= WHAT NEEDS TO BE DONE =
Restate the full set of records exactly, without adding or dropping a word.

= SUPPLIED INFORMATION =

## Begin

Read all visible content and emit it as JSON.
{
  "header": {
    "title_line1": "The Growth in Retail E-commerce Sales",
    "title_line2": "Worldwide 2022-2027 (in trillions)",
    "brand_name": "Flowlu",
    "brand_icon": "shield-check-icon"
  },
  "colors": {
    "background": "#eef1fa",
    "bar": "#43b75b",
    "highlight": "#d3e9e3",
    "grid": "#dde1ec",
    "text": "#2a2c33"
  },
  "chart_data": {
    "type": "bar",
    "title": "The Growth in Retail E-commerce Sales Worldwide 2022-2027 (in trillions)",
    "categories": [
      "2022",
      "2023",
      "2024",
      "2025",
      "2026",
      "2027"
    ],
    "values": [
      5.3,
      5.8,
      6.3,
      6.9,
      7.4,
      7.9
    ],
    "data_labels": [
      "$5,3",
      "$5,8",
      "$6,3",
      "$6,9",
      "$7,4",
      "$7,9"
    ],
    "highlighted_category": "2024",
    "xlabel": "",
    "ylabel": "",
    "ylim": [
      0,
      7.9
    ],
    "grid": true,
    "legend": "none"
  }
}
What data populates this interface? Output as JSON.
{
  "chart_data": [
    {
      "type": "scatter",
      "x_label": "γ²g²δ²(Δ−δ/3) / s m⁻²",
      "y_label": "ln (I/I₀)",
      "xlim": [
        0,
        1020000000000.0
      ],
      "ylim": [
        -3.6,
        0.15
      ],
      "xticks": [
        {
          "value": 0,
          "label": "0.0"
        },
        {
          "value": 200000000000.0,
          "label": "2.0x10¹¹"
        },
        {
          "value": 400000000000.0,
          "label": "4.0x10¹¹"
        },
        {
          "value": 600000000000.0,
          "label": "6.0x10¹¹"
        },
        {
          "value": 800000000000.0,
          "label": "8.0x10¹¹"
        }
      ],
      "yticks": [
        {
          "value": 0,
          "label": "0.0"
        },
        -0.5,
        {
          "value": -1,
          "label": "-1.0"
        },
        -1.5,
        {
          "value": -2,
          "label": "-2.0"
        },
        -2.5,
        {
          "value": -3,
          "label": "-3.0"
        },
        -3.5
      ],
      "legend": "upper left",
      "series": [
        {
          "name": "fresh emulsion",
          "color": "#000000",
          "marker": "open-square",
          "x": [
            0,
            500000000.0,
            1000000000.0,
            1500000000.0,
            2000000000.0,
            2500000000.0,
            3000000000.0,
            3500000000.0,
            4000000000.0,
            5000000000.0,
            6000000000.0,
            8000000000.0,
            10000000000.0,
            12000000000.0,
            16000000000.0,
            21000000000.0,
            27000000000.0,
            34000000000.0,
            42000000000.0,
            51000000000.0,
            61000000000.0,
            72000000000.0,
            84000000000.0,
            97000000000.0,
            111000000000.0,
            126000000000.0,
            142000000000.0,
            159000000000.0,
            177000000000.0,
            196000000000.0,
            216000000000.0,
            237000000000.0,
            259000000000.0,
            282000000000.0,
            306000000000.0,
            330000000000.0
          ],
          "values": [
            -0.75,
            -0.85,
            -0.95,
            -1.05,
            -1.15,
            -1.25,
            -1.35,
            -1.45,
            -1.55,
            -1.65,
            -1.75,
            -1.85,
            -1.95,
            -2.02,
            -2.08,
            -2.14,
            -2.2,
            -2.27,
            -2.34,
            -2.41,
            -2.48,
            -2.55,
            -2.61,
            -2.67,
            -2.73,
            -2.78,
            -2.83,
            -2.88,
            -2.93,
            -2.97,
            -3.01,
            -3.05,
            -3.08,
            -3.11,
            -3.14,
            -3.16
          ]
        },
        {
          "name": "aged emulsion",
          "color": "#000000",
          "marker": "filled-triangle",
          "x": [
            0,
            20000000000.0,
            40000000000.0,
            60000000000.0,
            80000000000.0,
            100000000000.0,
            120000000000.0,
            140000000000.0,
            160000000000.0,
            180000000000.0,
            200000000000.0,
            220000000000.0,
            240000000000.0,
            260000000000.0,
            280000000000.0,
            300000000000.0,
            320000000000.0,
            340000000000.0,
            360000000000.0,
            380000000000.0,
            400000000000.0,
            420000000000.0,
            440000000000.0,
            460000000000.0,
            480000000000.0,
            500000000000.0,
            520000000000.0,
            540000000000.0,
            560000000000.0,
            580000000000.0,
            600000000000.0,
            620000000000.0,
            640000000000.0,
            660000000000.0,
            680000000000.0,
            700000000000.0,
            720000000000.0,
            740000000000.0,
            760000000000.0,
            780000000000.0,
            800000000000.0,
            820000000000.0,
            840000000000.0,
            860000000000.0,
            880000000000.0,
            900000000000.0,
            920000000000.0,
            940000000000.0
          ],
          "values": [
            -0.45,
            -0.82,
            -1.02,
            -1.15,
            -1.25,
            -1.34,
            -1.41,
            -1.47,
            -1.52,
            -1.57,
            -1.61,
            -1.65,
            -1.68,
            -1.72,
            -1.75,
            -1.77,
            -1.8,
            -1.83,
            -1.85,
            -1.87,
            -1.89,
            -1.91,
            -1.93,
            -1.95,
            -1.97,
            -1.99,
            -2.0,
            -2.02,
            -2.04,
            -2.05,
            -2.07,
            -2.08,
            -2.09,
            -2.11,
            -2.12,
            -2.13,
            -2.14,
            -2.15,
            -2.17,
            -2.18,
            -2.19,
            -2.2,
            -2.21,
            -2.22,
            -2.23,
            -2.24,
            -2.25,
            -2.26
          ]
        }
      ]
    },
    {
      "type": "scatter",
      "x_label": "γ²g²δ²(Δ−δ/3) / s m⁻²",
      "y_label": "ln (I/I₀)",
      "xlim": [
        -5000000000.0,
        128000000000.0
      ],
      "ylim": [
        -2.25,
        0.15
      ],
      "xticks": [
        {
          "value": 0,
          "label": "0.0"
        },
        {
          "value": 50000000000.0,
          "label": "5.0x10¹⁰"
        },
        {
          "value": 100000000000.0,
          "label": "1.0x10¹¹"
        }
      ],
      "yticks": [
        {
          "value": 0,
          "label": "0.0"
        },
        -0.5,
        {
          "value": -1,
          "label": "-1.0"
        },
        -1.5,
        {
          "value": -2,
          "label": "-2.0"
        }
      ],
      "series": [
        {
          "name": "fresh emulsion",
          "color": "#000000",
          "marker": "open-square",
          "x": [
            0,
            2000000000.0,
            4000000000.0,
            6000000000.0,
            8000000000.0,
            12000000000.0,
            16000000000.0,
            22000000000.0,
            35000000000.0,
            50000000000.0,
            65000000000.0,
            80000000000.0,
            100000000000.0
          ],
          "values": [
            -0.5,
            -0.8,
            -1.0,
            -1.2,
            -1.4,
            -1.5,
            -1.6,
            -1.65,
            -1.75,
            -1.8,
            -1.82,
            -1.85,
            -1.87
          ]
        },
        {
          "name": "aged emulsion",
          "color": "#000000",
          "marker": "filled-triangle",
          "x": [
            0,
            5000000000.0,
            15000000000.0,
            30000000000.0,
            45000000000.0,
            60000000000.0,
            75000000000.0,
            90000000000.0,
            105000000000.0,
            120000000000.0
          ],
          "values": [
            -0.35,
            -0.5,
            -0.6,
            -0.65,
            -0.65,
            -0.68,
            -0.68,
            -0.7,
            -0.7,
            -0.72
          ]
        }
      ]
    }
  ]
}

## End

= FINAL RESULT =
Read all visible content and emit it as JSON.
{
  "header": {
    "title_line1": "The Growth in Retail E-commerce Sales",
    "title_line2": "Worldwide 2022-2027 (in trillions)",
    "brand_name": "Flowlu",
    "brand_icon": "shield-check-icon"
  },
  "colors": {
    "background": "#eef1fa",
    "bar": "#43b75b",
    "highlight": "#d3e9e3",
    "grid": "#dde1ec",
    "text": "#2a2c33"
  },
  "chart_data": {
    "type": "bar",
    "title": "The Growth in Retail E-commerce Sales Worldwide 2022-2027 (in trillions)",
    "categories": [
      "2022",
      "2023",
      "2024",
      "2025",
      "2026",
      "2027"
    ],
    "values": [
      5.3,
      5.8,
      6.3,
      6.9,
      7.4,
      7.9
    ],
    "data_labels": [
      "$5,3",
      "$5,8",
      "$6,3",
      "$6,9",
      "$7,4",
      "$7,9"
    ],
    "highlighted_category": "2024",
    "xlabel": "",
    "ylabel": "",
    "ylim": [
      0,
      7.9
    ],
    "grid": true,
    "legend": "none"
  }
}
What data populates this interface? Output as JSON.
{
  "chart_data": [
    {
      "type": "scatter",
      "x_label": "γ²g²δ²(Δ−δ/3) / s m⁻²",
      "y_label": "ln (I/I₀)",
      "xlim": [
        0,
        1020000000000.0
      ],
      "ylim": [
        -3.6,
        0.15
      ],
      "xticks": [
        {
          "value": 0,
          "label": "0.0"
        },
        {
          "value": 200000000000.0,
          "label": "2.0x10¹¹"
        },
        {
          "value": 400000000000.0,
          "label": "4.0x10¹¹"
        },
        {
          "value": 600000000000.0,
          "label": "6.0x10¹¹"
        },
        {
          "value": 800000000000.0,
          "label": "8.0x10¹¹"
        }
      ],
      "yticks": [
        {
          "value": 0,
          "label": "0.0"
        },
        -0.5,
        {
          "value": -1,
          "label": "-1.0"
        },
        -1.5,
        {
          "value": -2,
          "label": "-2.0"
        },
        -2.5,
        {
          "value": -3,
          "label": "-3.0"
        },
        -3.5
      ],
      "legend": "upper left",
      "series": [
        {
          "name": "fresh emulsion",
          "color": "#000000",
          "marker": "open-square",
          "x": [
            0,
            500000000.0,
            1000000000.0,
            1500000000.0,
            2000000000.0,
            2500000000.0,
            3000000000.0,
            3500000000.0,
            4000000000.0,
            5000000000.0,
            6000000000.0,
            8000000000.0,
            10000000000.0,
            12000000000.0,
            16000000000.0,
            21000000000.0,
            27000000000.0,
            34000000000.0,
            42000000000.0,
            51000000000.0,
            61000000000.0,
            72000000000.0,
            84000000000.0,
            97000000000.0,
            111000000000.0,
            126000000000.0,
            142000000000.0,
            159000000000.0,
            177000000000.0,
            196000000000.0,
            216000000000.0,
            237000000000.0,
            259000000000.0,
            282000000000.0,
            306000000000.0,
            330000000000.0
          ],
          "values": [
            -0.75,
            -0.85,
            -0.95,
            -1.05,
            -1.15,
            -1.25,
            -1.35,
            -1.45,
            -1.55,
            -1.65,
            -1.75,
            -1.85,
            -1.95,
            -2.02,
            -2.08,
            -2.14,
            -2.2,
            -2.27,
            -2.34,
            -2.41,
            -2.48,
            -2.55,
            -2.61,
            -2.67,
            -2.73,
            -2.78,
            -2.83,
            -2.88,
            -2.93,
            -2.97,
            -3.01,
            -3.05,
            -3.08,
            -3.11,
            -3.14,
            -3.16
          ]
        },
        {
          "name": "aged emulsion",
          "color": "#000000",
          "marker": "filled-triangle",
          "x": [
            0,
            20000000000.0,
            40000000000.0,
            60000000000.0,
            80000000000.0,
            100000000000.0,
            120000000000.0,
            140000000000.0,
            160000000000.0,
            180000000000.0,
            200000000000.0,
            220000000000.0,
            240000000000.0,
            260000000000.0,
            280000000000.0,
            300000000000.0,
            320000000000.0,
            340000000000.0,
            360000000000.0,
            380000000000.0,
            400000000000.0,
            420000000000.0,
            440000000000.0,
            460000000000.0,
            480000000000.0,
            500000000000.0,
            520000000000.0,
            540000000000.0,
            560000000000.0,
            580000000000.0,
            600000000000.0,
            620000000000.0,
            640000000000.0,
            660000000000.0,
            680000000000.0,
            700000000000.0,
            720000000000.0,
            740000000000.0,
            760000000000.0,
            780000000000.0,
            800000000000.0,
            820000000000.0,
            840000000000.0,
            860000000000.0,
            880000000000.0,
            900000000000.0,
            920000000000.0,
            940000000000.0
          ],
          "values": [
            -0.45,
            -0.82,
            -1.02,
            -1.15,
            -1.25,
            -1.34,
            -1.41,
            -1.47,
            -1.52,
            -1.57,
            -1.61,
            -1.65,
            -1.68,
            -1.72,
            -1.75,
            -1.77,
            -1.8,
            -1.83,
            -1.85,
            -1.87,
            -1.89,
            -1.91,
            -1.93,
            -1.95,
            -1.97,
            -1.99,
            -2.0,
            -2.02,
            -2.04,
            -2.05,
            -2.07,
            -2.08,
            -2.09,
            -2.11,
            -2.12,
            -2.13,
            -2.14,
            -2.15,
            -2.17,
            -2.18,
            -2.19,
            -2.2,
            -2.21,
            -2.22,
            -2.23,
            -2.24,
            -2.25,
            -2.26
          ]
        }
      ]
    },
    {
      "type": "scatter",
      "x_label": "γ²g²δ²(Δ−δ/3) / s m⁻²",
      "y_label": "ln (I/I₀)",
      "xlim": [
        -5000000000.0,
        128000000000.0
      ],
      "ylim": [
        -2.25,
        0.15
      ],
      "xticks": [
        {
          "value": 0,
          "label": "0.0"
        },
        {
          "value": 50000000000.0,
          "label": "5.0x10¹⁰"
        },
        {
          "value": 100000000000.0,
          "label": "1.0x10¹¹"
        }
      ],
      "yticks": [
        {
          "value": 0,
          "label": "0.0"
        },
        -0.5,
        {
          "value": -1,
          "label": "-1.0"
        },
        -1.5,
        {
          "value": -2,
          "label": "-2.0"
        }
      ],
      "series": [
        {
          "name": "fresh emulsion",
          "color": "#000000",
          "marker": "open-square",
          "x": [
            0,
            2000000000.0,
            4000000000.0,
            6000000000.0,
            8000000000.0,
            12000000000.0,
            16000000000.0,
            22000000000.0,
            35000000000.0,
            50000000000.0,
            65000000000.0,
            80000000000.0,
            100000000000.0
          ],
          "values": [
            -0.5,
            -0.8,
            -1.0,
            -1.2,
            -1.4,
            -1.5,
            -1.6,
            -1.65,
            -1.75,
            -1.8,
            -1.82,
            -1.85,
            -1.87
          ]
        },
        {
          "name": "aged emulsion",
          "color": "#000000",
          "marker": "filled-triangle",
          "x": [
            0,
            5000000000.0,
            15000000000.0,
            30000000000.0,
            45000000000.0,
            60000000000.0,
            75000000000.0,
            90000000000.0,
            105000000000.0,
            120000000000.0
          ],
          "values": [
            -0.35,
            -0.5,
            -0.6,
            -0.65,
            -0.65,
            -0.68,
            -0.68,
            -0.7,
            -0.7,
            -0.72
          ]
        }
      ]
    }
  ]
}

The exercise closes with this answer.